Exercise task:
Work through the following lines and count those that hold the word "http". Reply with that number only.

Exercise inputs:

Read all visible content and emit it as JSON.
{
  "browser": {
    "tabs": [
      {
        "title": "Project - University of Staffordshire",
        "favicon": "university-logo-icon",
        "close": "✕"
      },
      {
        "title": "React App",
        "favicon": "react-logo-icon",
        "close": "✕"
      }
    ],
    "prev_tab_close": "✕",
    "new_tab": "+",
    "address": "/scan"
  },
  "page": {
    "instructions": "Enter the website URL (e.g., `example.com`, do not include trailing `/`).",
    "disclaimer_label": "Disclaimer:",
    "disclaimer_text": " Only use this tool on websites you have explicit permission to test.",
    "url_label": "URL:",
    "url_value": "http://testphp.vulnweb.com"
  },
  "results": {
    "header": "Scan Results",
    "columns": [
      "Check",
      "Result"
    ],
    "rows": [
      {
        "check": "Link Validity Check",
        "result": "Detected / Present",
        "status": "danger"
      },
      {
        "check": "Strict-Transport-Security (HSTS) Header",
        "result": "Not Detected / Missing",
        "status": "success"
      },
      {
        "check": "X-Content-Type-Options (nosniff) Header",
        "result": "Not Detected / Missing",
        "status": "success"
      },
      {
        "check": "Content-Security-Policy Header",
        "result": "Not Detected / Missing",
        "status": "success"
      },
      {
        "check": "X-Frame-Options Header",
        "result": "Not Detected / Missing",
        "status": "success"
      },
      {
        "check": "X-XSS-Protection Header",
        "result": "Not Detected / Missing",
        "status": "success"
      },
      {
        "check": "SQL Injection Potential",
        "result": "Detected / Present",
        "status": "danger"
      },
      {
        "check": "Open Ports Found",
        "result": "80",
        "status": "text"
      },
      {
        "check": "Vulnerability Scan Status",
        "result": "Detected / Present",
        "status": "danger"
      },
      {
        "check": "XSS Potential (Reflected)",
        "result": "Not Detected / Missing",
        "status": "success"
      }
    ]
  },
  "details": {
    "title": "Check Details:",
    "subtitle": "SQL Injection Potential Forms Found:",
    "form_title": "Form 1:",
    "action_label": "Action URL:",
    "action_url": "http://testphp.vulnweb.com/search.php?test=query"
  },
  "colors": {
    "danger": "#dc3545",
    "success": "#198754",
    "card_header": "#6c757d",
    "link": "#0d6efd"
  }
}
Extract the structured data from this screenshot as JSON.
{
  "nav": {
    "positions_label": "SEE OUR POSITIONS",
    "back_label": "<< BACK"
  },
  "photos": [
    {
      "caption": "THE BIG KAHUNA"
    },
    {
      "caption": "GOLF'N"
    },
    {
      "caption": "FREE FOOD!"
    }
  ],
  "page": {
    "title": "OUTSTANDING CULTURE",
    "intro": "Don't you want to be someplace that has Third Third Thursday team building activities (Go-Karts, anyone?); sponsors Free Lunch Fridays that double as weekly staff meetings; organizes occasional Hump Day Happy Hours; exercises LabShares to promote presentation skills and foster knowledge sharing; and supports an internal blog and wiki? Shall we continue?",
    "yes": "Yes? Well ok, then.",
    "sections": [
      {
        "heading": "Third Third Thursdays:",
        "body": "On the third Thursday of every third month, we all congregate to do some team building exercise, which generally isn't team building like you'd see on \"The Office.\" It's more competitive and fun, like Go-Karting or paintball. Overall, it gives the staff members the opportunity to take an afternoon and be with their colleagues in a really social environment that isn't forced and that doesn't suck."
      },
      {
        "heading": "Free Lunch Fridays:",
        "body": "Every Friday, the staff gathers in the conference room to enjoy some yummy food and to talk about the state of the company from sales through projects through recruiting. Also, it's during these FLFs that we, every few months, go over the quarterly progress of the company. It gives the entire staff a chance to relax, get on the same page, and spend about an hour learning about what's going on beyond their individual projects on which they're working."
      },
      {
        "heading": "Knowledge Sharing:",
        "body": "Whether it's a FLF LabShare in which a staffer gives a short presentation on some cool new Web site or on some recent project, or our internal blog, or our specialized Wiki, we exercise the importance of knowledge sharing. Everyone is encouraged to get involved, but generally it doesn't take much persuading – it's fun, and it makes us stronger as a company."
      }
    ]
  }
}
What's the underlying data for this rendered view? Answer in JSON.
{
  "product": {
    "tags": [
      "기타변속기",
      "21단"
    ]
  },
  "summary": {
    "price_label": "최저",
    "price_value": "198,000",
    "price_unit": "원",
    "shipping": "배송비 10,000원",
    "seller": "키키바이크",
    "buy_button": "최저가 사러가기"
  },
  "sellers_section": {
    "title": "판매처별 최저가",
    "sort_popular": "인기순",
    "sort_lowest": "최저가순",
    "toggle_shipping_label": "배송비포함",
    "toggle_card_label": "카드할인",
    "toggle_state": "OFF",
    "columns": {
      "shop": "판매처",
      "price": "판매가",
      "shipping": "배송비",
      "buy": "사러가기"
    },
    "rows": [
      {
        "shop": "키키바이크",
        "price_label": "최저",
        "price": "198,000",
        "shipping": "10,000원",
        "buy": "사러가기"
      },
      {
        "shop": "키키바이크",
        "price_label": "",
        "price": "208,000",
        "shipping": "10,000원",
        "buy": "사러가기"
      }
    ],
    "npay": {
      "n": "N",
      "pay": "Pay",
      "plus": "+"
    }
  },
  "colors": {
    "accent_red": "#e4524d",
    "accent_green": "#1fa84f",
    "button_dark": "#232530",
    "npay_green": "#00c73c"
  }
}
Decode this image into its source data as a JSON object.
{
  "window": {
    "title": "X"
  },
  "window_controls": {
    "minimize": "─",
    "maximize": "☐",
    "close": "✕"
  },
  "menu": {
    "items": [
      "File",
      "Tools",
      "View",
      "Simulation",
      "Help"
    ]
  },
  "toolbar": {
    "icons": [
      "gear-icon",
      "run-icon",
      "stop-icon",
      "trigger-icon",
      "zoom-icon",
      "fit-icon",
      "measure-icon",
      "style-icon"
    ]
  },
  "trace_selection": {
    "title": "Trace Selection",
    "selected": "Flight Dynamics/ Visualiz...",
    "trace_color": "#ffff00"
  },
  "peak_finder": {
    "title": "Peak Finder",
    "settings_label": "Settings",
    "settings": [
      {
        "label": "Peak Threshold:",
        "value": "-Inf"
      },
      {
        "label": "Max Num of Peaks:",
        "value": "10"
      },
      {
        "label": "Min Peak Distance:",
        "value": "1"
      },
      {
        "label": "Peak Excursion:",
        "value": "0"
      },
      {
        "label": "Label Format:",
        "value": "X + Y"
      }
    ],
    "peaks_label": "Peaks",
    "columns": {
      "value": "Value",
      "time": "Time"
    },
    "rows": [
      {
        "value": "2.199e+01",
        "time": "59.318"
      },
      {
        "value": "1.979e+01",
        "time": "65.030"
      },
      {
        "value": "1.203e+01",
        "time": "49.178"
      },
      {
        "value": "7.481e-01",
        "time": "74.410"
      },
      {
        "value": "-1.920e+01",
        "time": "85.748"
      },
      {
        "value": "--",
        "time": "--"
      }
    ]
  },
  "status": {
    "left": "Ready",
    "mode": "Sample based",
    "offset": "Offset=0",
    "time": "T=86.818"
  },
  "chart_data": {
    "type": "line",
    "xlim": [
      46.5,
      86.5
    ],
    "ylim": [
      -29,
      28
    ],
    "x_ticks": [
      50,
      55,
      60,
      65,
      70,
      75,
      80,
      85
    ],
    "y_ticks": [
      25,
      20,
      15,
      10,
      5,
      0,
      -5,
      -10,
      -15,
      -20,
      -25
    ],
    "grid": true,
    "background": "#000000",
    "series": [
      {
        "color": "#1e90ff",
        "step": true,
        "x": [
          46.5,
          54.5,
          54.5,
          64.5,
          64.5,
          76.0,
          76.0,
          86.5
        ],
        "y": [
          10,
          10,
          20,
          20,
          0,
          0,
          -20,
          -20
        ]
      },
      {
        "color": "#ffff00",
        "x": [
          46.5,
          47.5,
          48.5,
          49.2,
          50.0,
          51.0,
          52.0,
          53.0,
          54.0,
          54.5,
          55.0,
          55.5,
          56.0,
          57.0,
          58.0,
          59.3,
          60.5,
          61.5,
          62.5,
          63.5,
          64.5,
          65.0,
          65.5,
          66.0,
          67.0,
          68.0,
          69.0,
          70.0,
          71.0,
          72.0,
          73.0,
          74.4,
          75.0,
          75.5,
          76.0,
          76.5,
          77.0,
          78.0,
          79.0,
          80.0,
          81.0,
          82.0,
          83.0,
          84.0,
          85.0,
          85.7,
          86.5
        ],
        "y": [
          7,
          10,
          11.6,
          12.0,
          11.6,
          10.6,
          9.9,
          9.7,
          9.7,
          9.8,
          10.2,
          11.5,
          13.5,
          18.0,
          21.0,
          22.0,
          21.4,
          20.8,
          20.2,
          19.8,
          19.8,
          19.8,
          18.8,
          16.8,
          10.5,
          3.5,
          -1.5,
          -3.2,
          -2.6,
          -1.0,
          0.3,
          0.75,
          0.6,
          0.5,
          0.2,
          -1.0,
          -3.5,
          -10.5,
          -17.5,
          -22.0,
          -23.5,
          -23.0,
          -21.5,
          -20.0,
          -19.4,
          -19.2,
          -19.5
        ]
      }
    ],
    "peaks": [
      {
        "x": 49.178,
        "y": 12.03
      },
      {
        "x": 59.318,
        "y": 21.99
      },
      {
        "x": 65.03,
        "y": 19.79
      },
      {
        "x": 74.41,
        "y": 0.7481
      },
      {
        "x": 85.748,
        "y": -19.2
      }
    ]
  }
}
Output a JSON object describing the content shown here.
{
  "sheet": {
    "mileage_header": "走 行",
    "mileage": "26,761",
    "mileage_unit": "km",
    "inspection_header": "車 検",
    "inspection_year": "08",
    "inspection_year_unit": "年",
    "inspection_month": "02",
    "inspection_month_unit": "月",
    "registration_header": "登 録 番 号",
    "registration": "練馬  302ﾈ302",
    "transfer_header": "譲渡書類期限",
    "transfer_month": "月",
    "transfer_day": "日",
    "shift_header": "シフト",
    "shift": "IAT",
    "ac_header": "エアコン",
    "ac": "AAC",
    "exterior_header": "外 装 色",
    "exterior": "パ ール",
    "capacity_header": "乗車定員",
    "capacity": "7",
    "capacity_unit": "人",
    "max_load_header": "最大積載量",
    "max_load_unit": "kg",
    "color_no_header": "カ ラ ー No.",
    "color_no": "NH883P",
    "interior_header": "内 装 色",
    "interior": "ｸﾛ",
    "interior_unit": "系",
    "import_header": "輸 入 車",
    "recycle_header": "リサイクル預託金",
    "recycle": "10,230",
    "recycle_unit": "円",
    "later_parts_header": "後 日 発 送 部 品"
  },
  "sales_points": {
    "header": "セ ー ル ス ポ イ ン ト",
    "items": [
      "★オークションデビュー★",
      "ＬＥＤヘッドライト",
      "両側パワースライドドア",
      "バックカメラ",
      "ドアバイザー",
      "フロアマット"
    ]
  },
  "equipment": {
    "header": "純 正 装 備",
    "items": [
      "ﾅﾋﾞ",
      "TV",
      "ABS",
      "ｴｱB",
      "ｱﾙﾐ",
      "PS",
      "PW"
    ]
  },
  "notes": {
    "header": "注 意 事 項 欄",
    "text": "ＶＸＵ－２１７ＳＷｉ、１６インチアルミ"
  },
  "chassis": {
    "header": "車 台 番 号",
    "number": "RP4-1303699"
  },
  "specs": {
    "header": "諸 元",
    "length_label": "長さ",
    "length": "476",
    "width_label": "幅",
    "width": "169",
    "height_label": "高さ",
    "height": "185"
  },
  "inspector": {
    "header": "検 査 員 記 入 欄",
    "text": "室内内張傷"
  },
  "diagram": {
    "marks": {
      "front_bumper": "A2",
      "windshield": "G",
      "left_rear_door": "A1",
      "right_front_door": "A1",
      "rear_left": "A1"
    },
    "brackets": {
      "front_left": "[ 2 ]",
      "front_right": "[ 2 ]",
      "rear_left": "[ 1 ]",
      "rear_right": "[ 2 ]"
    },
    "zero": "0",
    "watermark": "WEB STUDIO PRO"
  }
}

Output of the task:
2